■ **Given task**:
Write out each entry, exactly the way it appears.

Dataset records:
[start]

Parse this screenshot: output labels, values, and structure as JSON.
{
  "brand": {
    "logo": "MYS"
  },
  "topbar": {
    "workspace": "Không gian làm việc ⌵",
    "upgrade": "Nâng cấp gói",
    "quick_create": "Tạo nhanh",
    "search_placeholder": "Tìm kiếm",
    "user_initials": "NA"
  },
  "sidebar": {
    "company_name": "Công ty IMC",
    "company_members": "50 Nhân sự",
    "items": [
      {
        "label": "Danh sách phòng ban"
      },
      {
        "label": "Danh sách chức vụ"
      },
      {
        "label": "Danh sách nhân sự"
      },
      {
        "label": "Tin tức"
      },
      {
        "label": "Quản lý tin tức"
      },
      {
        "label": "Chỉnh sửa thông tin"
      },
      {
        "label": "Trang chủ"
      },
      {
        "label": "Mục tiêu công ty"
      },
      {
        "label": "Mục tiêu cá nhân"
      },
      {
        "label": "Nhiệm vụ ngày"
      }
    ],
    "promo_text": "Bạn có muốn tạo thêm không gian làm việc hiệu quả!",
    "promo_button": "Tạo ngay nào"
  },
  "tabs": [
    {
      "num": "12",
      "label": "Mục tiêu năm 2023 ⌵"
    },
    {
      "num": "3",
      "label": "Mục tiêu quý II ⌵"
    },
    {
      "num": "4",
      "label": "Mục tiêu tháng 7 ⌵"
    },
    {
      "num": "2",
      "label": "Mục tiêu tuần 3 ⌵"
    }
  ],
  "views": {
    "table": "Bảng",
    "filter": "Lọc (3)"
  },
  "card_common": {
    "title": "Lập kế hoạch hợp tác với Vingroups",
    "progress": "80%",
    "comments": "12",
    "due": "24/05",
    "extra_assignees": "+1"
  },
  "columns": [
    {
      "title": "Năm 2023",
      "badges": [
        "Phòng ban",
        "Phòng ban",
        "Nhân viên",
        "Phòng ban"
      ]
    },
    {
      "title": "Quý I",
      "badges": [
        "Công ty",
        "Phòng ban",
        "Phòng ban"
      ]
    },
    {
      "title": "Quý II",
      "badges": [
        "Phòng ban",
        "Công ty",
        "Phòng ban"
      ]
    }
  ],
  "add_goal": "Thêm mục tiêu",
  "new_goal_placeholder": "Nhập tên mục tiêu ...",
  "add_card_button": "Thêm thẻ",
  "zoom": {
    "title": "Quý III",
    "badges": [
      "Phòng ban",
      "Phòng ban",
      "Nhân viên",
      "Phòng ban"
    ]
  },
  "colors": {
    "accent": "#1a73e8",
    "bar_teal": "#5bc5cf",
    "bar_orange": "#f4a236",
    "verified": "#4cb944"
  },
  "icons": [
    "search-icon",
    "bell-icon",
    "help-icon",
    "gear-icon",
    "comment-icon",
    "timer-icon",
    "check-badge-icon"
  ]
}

[end]

■ **Exercise solution**:
Parse this screenshot: output labels, values, and structure as JSON.
{
  "brand": {
    "logo": "MYS"
  },
  "topbar": {
    "workspace": "Không gian làm việc ⌵",
    "upgrade": "Nâng cấp gói",
    "quick_create": "Tạo nhanh",
    "search_placeholder": "Tìm kiếm",
    "user_initials": "NA"
  },
  "sidebar": {
    "company_name": "Công ty IMC",
    "company_members": "50 Nhân sự",
    "items": [
      {
        "label": "Danh sách phòng ban"
      },
      {
        "label": "Danh sách chức vụ"
      },
      {
        "label": "Danh sách nhân sự"
      },
      {
        "label": "Tin tức"
      },
      {
        "label": "Quản lý tin tức"
      },
      {
        "label": "Chỉnh sửa thông tin"
      },
      {
        "label": "Trang chủ"
      },
      {
        "label": "Mục tiêu công ty"
      },
      {
        "label": "Mục tiêu cá nhân"
      },
      {
        "label": "Nhiệm vụ ngày"
      }
    ],
    "promo_text": "Bạn có muốn tạo thêm không gian làm việc hiệu quả!",
    "promo_button": "Tạo ngay nào"
  },
  "tabs": [
    {
      "num": "12",
      "label": "Mục tiêu năm 2023 ⌵"
    },
    {
      "num": "3",
      "label": "Mục tiêu quý II ⌵"
    },
    {
      "num": "4",
      "label": "Mục tiêu tháng 7 ⌵"
    },
    {
      "num": "2",
      "label": "Mục tiêu tuần 3 ⌵"
    }
  ],
  "views": {
    "table": "Bảng",
    "filter": "Lọc (3)"
  },
  "card_common": {
    "title": "Lập kế hoạch hợp tác với Vingroups",
    "progress": "80%",
    "comments": "12",
    "due": "24/05",
    "extra_assignees": "+1"
  },
  "columns": [
    {
      "title": "Năm 2023",
      "badges": [
        "Phòng ban",
        "Phòng ban",
        "Nhân viên",
        "Phòng ban"
      ]
    },
    {
      "title": "Quý I",
      "badges": [
        "Công ty",
        "Phòng ban",
        "Phòng ban"
      ]
    },
    {
      "title": "Quý II",
      "badges": [
        "Phòng ban",
        "Công ty",
        "Phòng ban"
      ]
    }
  ],
  "add_goal": "Thêm mục tiêu",
  "new_goal_placeholder": "Nhập tên mục tiêu ...",
  "add_card_button": "Thêm thẻ",
  "zoom": {
    "title": "Quý III",
    "badges": [
      "Phòng ban",
      "Phòng ban",
      "Nhân viên",
      "Phòng ban"
    ]
  },
  "colors": {
    "accent": "#1a73e8",
    "bar_teal": "#5bc5cf",
    "bar_orange": "#f4a236",
    "verified": "#4cb944"
  },
  "icons": [
    "search-icon",
    "bell-icon",
    "help-icon",
    "gear-icon",
    "comment-icon",
    "timer-icon",
    "check-badge-icon"
  ]
}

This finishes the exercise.